Goal.
Emit the line that holds "Type out the text in this image." and all lines following it through the end of the data, verbatim, and nothing else.

(Stored records)

******************************

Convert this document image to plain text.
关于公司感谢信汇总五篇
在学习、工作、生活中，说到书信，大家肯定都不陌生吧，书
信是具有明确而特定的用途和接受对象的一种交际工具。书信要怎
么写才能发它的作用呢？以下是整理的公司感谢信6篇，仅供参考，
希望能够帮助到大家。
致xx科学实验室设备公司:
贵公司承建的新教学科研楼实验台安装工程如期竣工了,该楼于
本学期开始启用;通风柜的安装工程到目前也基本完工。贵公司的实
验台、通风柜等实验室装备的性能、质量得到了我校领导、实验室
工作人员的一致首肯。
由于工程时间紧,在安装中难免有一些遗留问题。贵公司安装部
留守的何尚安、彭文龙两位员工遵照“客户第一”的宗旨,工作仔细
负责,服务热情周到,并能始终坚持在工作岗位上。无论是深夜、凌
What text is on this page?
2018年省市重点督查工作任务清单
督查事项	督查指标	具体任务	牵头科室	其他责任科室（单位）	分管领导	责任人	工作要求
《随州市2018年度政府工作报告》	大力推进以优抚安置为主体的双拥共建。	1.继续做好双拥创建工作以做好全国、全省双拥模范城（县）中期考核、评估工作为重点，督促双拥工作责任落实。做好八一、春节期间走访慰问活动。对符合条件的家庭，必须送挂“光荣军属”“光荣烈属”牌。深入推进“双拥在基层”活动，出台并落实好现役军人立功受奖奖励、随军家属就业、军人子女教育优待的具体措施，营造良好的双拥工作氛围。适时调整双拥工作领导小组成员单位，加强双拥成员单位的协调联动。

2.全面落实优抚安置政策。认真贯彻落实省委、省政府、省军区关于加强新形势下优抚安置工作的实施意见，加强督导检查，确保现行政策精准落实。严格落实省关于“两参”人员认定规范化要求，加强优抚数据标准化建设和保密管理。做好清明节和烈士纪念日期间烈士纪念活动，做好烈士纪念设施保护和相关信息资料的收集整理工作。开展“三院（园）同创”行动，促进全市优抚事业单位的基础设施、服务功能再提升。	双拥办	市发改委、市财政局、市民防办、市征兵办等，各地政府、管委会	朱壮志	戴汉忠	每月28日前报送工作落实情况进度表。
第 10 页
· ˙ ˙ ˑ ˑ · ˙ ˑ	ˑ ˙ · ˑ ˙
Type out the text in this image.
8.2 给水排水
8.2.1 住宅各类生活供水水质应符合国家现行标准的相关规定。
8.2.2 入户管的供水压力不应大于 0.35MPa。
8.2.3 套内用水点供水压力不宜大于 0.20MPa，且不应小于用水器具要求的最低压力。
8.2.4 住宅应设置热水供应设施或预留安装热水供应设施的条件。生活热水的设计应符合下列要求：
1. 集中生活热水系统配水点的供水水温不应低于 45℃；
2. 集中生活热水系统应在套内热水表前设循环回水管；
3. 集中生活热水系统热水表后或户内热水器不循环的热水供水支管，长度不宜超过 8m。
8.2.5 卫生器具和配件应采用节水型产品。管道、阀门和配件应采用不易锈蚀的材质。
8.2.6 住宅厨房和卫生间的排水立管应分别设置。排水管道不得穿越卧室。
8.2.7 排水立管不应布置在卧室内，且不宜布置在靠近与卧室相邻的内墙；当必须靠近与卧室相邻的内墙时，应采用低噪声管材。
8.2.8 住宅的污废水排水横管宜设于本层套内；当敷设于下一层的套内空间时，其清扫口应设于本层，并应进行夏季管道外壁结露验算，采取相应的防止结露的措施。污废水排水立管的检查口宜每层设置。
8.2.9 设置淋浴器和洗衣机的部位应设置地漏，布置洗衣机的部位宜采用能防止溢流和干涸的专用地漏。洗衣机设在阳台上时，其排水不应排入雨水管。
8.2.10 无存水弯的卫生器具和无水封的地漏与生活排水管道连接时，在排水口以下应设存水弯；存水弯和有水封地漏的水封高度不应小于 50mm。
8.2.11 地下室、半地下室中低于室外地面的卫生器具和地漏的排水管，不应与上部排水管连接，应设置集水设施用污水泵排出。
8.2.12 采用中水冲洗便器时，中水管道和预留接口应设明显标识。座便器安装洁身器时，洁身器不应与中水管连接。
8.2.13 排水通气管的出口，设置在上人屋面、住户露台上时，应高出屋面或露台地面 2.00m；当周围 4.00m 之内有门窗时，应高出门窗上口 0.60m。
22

******************************

Task answer.
Type out the text in this image.
8.2 给水排水
8.2.1 住宅各类生活供水水质应符合国家现行标准的相关规定。
8.2.2 入户管的供水压力不应大于 0.35MPa。
8.2.3 套内用水点供水压力不宜大于 0.20MPa，且不应小于用水器具要求的最低压力。
8.2.4 住宅应设置热水供应设施或预留安装热水供应设施的条件。生活热水的设计应符合下列要求：
1. 集中生活热水系统配水点的供水水温不应低于 45℃；
2. 集中生活热水系统应在套内热水表前设循环回水管；
3. 集中生活热水系统热水表后或户内热水器不循环的热水供水支管，长度不宜超过 8m。
8.2.5 卫生器具和配件应采用节水型产品。管道、阀门和配件应采用不易锈蚀的材质。
8.2.6 住宅厨房和卫生间的排水立管应分别设置。排水管道不得穿越卧室。
8.2.7 排水立管不应布置在卧室内，且不宜布置在靠近与卧室相邻的内墙；当必须靠近与卧室相邻的内墙时，应采用低噪声管材。
8.2.8 住宅的污废水排水横管宜设于本层套内；当敷设于下一层的套内空间时，其清扫口应设于本层，并应进行夏季管道外壁结露验算，采取相应的防止结露的措施。污废水排水立管的检查口宜每层设置。
8.2.9 设置淋浴器和洗衣机的部位应设置地漏，布置洗衣机的部位宜采用能防止溢流和干涸的专用地漏。洗衣机设在阳台上时，其排水不应排入雨水管。
8.2.10 无存水弯的卫生器具和无水封的地漏与生活排水管道连接时，在排水口以下应设存水弯；存水弯和有水封地漏的水封高度不应小于 50mm。
8.2.11 地下室、半地下室中低于室外地面的卫生器具和地漏的排水管，不应与上部排水管连接，应设置集水设施用污水泵排出。
8.2.12 采用中水冲洗便器时，中水管道和预留接口应设明显标识。座便器安装洁身器时，洁身器不应与中水管连接。
8.2.13 排水通气管的出口，设置在上人屋面、住户露台上时，应高出屋面或露台地面 2.00m；当周围 4.00m 之内有门窗时，应高出门窗上口 0.60m。
22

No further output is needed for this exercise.